- What to work on
Copy every line of the following data that includes the string "title".

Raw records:
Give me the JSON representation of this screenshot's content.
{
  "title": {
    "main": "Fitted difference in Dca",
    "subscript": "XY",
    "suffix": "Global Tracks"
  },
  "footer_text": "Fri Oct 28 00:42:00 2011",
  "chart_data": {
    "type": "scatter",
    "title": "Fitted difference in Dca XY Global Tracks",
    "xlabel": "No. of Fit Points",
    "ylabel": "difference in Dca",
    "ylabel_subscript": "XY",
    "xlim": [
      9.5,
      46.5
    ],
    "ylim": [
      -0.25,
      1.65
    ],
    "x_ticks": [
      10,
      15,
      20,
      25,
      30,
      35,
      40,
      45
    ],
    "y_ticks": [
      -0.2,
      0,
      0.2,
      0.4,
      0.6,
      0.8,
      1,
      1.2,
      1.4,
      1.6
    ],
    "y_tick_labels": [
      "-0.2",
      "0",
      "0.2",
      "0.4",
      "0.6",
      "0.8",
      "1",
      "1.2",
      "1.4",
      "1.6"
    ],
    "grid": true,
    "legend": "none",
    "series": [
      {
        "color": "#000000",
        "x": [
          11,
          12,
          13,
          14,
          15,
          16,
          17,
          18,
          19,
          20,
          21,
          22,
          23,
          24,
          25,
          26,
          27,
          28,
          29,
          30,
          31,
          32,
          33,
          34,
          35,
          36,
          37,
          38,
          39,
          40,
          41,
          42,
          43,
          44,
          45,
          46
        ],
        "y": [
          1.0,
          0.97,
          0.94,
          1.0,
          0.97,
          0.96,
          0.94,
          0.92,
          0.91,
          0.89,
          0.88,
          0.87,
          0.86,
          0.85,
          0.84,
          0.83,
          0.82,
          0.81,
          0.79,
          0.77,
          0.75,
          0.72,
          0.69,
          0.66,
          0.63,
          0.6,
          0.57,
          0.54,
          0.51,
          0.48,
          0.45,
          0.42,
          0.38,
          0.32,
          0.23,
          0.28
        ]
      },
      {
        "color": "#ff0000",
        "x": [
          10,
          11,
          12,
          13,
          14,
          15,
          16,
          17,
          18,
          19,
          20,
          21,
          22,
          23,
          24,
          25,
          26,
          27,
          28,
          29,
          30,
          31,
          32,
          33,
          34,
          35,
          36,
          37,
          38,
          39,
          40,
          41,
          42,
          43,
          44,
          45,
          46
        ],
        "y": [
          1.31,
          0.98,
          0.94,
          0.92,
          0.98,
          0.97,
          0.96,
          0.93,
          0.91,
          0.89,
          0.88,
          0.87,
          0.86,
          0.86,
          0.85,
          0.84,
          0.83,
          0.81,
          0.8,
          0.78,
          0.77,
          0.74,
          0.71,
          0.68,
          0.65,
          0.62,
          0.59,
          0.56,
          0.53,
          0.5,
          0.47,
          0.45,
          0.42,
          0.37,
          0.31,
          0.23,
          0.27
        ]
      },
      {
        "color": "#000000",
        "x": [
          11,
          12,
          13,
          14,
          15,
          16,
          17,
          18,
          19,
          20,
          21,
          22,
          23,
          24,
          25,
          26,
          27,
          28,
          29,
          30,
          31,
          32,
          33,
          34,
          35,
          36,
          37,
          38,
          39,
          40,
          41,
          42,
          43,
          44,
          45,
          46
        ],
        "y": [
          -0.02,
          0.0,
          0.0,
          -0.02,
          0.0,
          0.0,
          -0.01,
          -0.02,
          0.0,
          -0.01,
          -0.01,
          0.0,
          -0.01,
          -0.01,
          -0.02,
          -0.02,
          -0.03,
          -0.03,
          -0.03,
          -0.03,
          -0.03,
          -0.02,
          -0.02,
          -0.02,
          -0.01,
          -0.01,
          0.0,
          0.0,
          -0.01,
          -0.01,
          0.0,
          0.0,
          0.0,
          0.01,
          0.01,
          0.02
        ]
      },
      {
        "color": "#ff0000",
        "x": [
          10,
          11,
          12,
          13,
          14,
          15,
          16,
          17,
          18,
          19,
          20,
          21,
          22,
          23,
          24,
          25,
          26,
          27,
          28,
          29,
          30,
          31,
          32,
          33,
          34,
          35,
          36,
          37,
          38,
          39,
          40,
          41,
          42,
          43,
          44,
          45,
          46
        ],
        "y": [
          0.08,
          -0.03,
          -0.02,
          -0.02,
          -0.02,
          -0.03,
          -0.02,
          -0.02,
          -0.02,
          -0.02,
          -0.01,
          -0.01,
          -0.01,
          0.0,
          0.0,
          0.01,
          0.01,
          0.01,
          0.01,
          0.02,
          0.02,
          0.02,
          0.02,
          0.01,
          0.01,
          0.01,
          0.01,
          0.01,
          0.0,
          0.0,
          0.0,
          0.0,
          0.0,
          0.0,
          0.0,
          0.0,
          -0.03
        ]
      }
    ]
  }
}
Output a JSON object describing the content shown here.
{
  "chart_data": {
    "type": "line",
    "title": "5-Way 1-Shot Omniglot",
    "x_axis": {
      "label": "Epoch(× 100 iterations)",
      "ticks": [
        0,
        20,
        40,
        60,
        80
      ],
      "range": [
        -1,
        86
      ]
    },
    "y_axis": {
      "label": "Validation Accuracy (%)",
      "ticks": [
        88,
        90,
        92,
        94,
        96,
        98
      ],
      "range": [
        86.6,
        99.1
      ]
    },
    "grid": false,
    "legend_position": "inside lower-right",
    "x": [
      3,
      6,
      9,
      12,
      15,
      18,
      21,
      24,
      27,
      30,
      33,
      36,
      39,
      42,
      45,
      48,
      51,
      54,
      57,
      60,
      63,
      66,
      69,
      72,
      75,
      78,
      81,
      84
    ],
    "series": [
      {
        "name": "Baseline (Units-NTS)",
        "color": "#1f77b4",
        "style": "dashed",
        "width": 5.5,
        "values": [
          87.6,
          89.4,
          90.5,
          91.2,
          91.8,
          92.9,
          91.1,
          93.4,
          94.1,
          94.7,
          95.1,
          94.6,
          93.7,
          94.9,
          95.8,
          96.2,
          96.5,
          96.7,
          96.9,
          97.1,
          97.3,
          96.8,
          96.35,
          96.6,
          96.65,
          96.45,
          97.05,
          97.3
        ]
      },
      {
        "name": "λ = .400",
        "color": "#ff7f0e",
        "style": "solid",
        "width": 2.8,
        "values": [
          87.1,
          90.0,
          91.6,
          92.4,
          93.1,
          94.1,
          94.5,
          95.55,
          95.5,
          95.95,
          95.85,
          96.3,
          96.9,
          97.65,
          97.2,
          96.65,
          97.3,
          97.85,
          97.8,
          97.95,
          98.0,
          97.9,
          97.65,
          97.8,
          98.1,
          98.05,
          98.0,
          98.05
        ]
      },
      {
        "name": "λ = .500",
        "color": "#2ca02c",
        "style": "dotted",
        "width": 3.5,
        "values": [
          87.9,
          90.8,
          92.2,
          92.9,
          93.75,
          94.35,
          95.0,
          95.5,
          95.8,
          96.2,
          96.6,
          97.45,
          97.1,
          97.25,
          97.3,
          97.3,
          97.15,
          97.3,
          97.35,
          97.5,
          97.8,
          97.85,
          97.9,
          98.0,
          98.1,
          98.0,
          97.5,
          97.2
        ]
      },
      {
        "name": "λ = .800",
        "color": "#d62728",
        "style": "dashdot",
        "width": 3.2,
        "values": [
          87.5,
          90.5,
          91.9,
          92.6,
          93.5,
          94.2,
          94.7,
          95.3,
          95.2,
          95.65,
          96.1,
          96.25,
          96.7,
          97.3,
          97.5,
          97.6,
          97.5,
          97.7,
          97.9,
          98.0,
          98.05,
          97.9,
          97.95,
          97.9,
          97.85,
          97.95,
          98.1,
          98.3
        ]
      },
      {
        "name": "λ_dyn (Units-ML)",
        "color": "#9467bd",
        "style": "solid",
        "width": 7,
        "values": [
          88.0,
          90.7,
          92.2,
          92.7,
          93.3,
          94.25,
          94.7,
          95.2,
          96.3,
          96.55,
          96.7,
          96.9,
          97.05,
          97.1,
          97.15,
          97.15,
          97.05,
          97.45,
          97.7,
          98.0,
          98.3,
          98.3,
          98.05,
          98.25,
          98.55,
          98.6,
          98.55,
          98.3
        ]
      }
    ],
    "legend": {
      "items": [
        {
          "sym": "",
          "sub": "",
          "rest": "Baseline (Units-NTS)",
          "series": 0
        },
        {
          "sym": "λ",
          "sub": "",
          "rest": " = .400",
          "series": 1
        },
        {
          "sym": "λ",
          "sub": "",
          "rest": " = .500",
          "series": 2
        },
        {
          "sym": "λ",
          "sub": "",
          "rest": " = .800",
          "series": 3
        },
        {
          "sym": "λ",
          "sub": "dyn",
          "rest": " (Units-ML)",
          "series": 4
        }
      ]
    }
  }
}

- Expected output
  "title": {
    "title": "Fitted difference in Dca XY Global Tracks",
    "title": "5-Way 1-Shot Omniglot",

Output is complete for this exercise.